EXERCISE
Pick out each line containing the string "Understand" and copy it.

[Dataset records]
________

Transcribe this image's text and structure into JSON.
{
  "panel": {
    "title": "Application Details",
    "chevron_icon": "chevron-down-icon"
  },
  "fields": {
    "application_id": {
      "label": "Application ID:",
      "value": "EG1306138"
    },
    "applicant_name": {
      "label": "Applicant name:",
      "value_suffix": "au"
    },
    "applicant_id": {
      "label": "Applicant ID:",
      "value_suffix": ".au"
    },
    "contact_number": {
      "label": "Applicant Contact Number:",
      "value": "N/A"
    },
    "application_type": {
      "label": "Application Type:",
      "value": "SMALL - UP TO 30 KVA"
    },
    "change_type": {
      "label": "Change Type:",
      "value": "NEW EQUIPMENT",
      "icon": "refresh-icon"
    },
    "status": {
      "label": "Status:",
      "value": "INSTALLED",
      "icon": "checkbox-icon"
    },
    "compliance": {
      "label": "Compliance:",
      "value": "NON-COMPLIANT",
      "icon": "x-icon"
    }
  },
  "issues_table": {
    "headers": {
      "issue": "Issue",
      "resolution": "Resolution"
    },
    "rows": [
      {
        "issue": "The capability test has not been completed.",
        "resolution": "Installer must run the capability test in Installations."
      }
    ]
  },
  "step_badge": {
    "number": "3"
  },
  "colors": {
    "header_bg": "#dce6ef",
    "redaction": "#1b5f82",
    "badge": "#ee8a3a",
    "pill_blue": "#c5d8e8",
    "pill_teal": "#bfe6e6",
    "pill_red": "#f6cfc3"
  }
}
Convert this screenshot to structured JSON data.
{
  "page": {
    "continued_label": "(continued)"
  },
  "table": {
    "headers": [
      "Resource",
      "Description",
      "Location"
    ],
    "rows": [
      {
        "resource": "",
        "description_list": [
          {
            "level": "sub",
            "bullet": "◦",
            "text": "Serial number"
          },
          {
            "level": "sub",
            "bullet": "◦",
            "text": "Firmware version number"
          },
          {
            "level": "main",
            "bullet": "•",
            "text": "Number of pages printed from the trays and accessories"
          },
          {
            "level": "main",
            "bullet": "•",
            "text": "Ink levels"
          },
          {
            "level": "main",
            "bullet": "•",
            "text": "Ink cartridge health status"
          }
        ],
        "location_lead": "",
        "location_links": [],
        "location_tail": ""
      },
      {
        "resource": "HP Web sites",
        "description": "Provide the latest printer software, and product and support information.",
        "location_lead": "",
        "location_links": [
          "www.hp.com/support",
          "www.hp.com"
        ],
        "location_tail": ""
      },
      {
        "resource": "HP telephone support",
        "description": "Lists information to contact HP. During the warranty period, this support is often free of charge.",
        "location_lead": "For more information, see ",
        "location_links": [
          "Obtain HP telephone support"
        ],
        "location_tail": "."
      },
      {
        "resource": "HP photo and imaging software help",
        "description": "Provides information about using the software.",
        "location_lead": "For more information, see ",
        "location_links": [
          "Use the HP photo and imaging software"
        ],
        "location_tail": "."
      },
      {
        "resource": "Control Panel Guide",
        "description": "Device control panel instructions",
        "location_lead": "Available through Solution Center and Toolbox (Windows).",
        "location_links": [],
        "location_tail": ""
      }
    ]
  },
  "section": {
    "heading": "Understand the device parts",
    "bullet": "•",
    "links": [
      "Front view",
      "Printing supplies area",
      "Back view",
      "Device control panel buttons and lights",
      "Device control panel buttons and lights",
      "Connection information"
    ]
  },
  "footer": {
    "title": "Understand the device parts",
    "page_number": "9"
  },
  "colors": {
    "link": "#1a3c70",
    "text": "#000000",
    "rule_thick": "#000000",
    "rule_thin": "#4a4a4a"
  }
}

________

EXERCISE ANSWER
    "heading": "Understand the device parts",
    "title": "Understand the device parts",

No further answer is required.